» Listed records:
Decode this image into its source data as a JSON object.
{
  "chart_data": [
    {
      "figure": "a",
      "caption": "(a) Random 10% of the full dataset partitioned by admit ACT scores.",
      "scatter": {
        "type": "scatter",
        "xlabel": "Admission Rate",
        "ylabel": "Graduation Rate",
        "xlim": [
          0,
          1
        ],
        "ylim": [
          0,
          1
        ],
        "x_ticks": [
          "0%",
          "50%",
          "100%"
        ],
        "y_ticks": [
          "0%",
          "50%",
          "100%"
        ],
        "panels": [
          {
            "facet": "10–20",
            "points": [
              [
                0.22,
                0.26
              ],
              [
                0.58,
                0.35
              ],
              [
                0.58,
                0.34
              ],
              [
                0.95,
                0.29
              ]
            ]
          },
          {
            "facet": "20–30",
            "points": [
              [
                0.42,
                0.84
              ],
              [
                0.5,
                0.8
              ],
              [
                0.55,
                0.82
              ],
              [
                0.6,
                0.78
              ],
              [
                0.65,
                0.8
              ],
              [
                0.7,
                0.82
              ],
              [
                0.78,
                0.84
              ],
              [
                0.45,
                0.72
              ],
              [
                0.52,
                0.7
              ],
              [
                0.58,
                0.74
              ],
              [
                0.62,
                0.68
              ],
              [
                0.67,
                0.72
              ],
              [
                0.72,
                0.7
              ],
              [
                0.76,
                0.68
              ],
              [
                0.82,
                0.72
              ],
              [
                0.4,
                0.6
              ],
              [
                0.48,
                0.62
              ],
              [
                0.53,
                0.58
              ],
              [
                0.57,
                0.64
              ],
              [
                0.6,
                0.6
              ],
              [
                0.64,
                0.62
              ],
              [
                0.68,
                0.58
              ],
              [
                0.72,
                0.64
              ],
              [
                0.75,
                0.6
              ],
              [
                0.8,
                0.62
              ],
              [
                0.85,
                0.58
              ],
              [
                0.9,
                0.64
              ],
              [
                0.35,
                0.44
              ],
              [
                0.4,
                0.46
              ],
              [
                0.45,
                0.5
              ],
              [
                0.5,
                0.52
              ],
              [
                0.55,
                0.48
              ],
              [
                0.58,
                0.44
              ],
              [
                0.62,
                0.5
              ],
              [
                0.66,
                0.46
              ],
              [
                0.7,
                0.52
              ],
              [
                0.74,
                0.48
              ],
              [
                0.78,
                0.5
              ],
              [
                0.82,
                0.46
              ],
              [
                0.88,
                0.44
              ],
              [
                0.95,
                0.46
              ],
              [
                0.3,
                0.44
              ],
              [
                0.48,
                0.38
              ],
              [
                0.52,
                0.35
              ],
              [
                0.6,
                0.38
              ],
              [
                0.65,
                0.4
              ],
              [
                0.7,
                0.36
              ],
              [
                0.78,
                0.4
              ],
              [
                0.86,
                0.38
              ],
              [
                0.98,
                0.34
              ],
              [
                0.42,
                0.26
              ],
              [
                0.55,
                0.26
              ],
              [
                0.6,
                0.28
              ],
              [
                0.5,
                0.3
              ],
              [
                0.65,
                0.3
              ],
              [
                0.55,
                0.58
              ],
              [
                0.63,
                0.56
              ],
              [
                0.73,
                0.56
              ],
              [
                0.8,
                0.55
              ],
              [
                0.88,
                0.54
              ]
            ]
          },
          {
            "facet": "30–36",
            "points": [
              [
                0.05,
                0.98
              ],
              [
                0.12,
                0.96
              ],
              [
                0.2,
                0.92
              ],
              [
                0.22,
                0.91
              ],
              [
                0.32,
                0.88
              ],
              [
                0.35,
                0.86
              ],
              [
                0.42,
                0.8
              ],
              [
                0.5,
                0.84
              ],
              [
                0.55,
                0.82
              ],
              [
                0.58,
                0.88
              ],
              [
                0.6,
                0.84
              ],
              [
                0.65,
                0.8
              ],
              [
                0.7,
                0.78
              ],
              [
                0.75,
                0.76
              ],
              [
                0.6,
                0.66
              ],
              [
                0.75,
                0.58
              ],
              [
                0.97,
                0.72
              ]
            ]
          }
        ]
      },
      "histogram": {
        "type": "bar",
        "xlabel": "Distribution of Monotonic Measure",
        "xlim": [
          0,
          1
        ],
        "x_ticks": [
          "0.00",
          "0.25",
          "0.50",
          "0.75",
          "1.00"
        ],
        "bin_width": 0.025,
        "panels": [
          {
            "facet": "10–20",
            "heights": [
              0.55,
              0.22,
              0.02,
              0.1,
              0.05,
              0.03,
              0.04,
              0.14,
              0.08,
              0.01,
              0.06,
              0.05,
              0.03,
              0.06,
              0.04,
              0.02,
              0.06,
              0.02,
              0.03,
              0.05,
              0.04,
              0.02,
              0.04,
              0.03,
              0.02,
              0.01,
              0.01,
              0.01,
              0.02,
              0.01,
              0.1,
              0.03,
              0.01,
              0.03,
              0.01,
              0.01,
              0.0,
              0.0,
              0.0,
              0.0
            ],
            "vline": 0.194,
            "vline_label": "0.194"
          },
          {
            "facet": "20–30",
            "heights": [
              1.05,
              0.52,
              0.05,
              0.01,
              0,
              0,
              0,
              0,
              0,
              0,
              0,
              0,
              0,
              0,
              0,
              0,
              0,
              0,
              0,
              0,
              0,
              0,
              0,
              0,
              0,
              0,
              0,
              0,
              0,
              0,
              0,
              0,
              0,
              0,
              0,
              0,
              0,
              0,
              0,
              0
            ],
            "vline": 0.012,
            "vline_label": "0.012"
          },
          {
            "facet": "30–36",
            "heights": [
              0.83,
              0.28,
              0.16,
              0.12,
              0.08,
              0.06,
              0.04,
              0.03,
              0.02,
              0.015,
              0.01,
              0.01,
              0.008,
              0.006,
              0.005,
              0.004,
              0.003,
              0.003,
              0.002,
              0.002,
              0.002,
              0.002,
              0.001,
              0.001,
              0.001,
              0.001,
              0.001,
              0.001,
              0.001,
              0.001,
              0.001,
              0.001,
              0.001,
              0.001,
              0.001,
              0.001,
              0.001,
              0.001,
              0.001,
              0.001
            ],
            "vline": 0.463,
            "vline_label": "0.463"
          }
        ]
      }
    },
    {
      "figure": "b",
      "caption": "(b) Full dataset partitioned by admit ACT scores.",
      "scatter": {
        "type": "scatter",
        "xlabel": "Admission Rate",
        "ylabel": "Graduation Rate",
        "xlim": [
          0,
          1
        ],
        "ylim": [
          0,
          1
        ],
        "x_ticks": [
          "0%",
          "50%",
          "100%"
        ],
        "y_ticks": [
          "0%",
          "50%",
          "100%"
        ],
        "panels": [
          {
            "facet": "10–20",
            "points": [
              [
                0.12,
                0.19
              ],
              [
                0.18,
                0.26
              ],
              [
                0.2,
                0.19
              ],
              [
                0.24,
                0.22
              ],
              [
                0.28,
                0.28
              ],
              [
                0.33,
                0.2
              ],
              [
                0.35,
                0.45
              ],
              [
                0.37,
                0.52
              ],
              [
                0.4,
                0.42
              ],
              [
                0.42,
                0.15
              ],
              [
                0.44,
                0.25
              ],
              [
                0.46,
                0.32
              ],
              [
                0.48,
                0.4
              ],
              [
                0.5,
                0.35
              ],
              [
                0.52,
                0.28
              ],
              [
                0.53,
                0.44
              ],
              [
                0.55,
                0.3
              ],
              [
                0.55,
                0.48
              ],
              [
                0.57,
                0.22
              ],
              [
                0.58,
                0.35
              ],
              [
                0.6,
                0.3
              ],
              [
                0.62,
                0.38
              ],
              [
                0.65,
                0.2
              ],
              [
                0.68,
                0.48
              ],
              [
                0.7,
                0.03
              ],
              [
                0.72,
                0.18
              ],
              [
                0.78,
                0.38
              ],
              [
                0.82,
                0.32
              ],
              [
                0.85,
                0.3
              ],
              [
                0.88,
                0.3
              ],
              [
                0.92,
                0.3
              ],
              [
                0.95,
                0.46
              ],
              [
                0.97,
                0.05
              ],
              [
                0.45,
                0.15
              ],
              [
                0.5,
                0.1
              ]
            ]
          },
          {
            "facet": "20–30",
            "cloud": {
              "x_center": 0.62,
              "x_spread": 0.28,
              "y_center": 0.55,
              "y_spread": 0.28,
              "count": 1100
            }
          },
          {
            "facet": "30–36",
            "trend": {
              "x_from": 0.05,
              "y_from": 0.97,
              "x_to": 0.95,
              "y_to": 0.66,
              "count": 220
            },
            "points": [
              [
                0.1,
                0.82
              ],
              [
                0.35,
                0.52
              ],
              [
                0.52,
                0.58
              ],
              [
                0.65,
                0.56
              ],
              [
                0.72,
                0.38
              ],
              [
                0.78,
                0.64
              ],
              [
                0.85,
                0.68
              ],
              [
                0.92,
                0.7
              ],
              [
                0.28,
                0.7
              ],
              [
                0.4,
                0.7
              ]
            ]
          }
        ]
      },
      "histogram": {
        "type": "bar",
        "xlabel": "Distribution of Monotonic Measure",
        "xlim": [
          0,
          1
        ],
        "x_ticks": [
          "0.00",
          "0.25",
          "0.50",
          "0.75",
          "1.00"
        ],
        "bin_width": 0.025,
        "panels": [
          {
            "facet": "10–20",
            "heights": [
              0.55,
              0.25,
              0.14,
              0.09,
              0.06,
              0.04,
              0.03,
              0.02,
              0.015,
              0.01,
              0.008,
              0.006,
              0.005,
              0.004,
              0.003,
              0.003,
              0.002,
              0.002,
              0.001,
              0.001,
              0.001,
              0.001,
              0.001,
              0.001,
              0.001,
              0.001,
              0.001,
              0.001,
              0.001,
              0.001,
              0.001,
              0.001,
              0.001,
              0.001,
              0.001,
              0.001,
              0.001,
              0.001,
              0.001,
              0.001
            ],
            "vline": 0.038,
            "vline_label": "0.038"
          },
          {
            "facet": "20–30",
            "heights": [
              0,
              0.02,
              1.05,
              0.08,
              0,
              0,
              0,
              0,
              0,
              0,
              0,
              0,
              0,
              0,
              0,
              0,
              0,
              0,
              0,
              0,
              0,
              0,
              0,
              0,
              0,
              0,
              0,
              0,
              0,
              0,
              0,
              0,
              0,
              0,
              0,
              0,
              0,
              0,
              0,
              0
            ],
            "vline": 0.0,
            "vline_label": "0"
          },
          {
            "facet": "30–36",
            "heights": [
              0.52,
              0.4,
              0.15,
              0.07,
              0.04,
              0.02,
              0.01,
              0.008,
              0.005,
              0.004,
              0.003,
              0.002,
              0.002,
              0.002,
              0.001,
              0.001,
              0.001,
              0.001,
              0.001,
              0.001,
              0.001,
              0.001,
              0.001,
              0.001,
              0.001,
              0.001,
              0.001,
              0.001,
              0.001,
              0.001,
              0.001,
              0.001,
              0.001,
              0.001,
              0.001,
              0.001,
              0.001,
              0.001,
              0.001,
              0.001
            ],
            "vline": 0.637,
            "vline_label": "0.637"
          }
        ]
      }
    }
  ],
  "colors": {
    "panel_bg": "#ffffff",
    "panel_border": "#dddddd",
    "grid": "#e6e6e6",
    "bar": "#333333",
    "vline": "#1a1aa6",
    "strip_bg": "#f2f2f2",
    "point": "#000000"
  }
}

» What the task requires: Return only the number of lines in the data above that include the word "scores".

» Task output: 2